## Directions for this task
Which of the lines in the data mention the string "signs"? List them all.

=== Section Start ===

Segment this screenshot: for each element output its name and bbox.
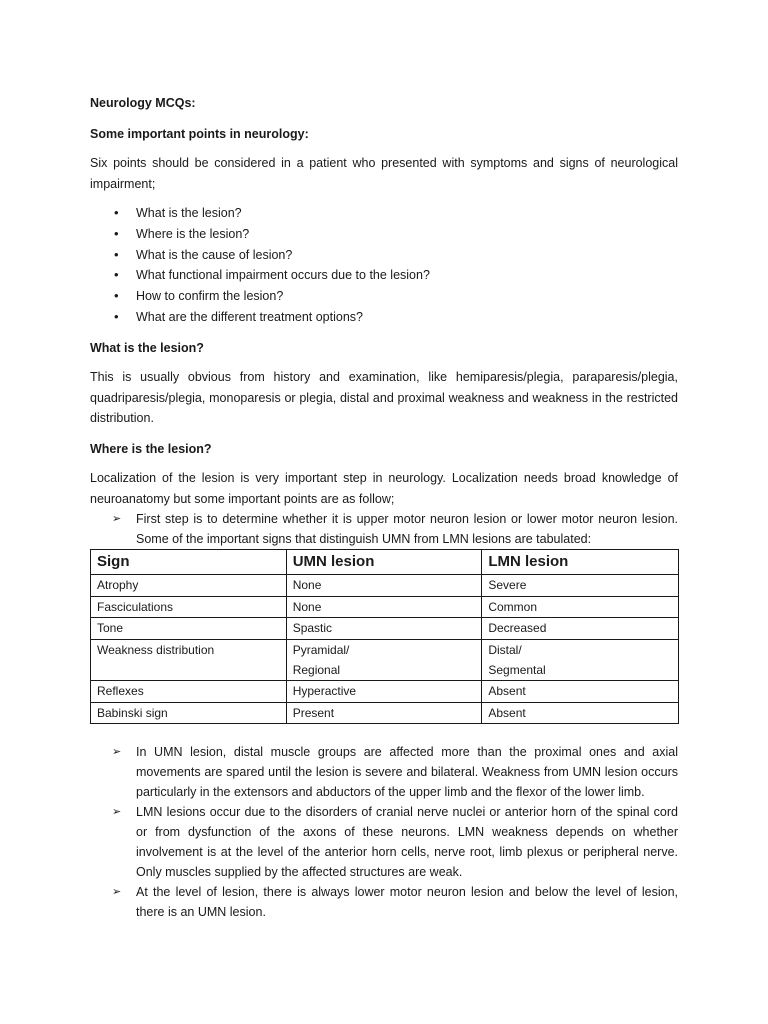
first-point-list — [90, 509, 678, 549]
table-cell: Hyperactive — [286, 681, 482, 702]
table-cell: Fasciculations — [91, 596, 287, 617]
list-item: • What are the different treatment options? — [90, 307, 678, 328]
table-cell: Reflexes — [91, 681, 287, 702]
list-item — [90, 882, 678, 922]
first-point-text: First step is to determine whether it is upper motor neuron lesion or lower motor neuron lesion. Some of the important signs that distinguish UMN from LMN lesions are tabulated: — [136, 512, 678, 547]
section-heading-what: What is the lesion? — [90, 340, 204, 355]
point-text: At the level of lesion, there is always lower motor neuron lesion and below the level of lesion, there is an UMN lesion. — [136, 885, 678, 920]
arrow-right-icon: ➢ — [112, 746, 122, 759]
point-text: In UMN lesion, distal muscle groups are affected more than the proximal ones and axial movements are spared until the lesion is severe and bilateral. Weakness from UMN lesion occurs particularly in the extensors and abductors of the upper limb and the flexor of the lower limb. — [136, 745, 678, 800]
arrow-right-icon: ➢ — [112, 806, 122, 819]
document-page — [90, 93, 678, 922]
doc-subtitle: Some important points in neurology: — [90, 126, 309, 141]
table-row — [91, 575, 679, 596]
list-item: • How to confirm the lesion? — [90, 286, 678, 307]
table-row — [91, 702, 679, 723]
header-umn: UMN lesion — [286, 550, 482, 575]
table-cell: Tone — [91, 618, 287, 639]
header-lmn: LMN lesion — [482, 550, 679, 575]
intro-paragraph: Six points should be considered in a patient who presented with symptoms and signs of neurological impairment; — [90, 156, 678, 191]
table-cell: Weakness distribution — [91, 639, 287, 681]
list-item: • Where is the lesion? — [90, 224, 678, 245]
table-cell: Severe — [482, 575, 679, 596]
table-cell: Atrophy — [91, 575, 287, 596]
table-cell: Present — [286, 702, 482, 723]
table-cell: Pyramidal/ Regional — [286, 639, 482, 681]
table-cell: Absent — [482, 681, 679, 702]
doc-title: Neurology MCQs: — [90, 96, 196, 110]
point-text: LMN lesions occur due to the disorders of cranial nerve nuclei or anterior horn of the spinal cord or from dysfunction of the axons of these neurons. LMN weakness depends on whether involvement is at the level of the anterior horn cells, nerve root, limb plexus or peripheral nerve. Only muscles supplied by the affected structures are weak. — [136, 805, 678, 880]
table-cell: Decreased — [482, 618, 679, 639]
arrow-right-icon: ➢ — [112, 513, 122, 526]
table-cell: Distal/ Segmental — [482, 639, 679, 681]
table-cell: Common — [482, 596, 679, 617]
section-heading-where: Where is the lesion? — [90, 441, 212, 456]
arrow-right-icon: ➢ — [112, 886, 122, 899]
table-cell: None — [286, 575, 482, 596]
table-row — [91, 639, 679, 681]
section-body-where: Localization of the lesion is very important step in neurology. Localization needs broad knowledge of neuroanatomy but some important points are as follow; — [90, 471, 678, 506]
table-row — [91, 596, 679, 617]
table-cell: Spastic — [286, 618, 482, 639]
list-item: • What is the lesion? — [90, 203, 678, 224]
table-cell: Babinski sign — [91, 702, 287, 723]
table-body — [91, 575, 679, 724]
table-row — [91, 681, 679, 702]
table-cell: Absent — [482, 702, 679, 723]
list-item: • What functional impairment occurs due to the lesion? — [90, 265, 678, 286]
section-body-what: This is usually obvious from history and examination, like hemiparesis/plegia, paraparesis/plegia, quadriparesis/plegia, monoparesis or plegia, distal and proximal weakness and weakness in the restricted distribution. — [90, 370, 678, 426]
list-item — [90, 802, 678, 882]
question-list — [90, 203, 678, 328]
header-sign: Sign — [91, 550, 287, 575]
after-points-list — [90, 742, 678, 922]
umn-lmn-table — [90, 549, 679, 724]
table-header-row — [91, 550, 679, 575]
list-item: • What is the cause of lesion? — [90, 245, 678, 266]
table-row — [91, 618, 679, 639]
list-item — [90, 509, 678, 549]
table-cell: None — [286, 596, 482, 617]
list-item — [90, 742, 678, 802]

=== Section End ===

## Response to the task
first-point-text: First step is to determine whether it is upper motor neuron lesion or lower motor neuron lesion. Some of the important signs that distinguish UMN from LMN lesions are tabulated: — [136, 512, 678, 547]
intro-paragraph: Six points should be considered in a patient who presented with symptoms and signs of neurological impairment; — [90, 156, 678, 191]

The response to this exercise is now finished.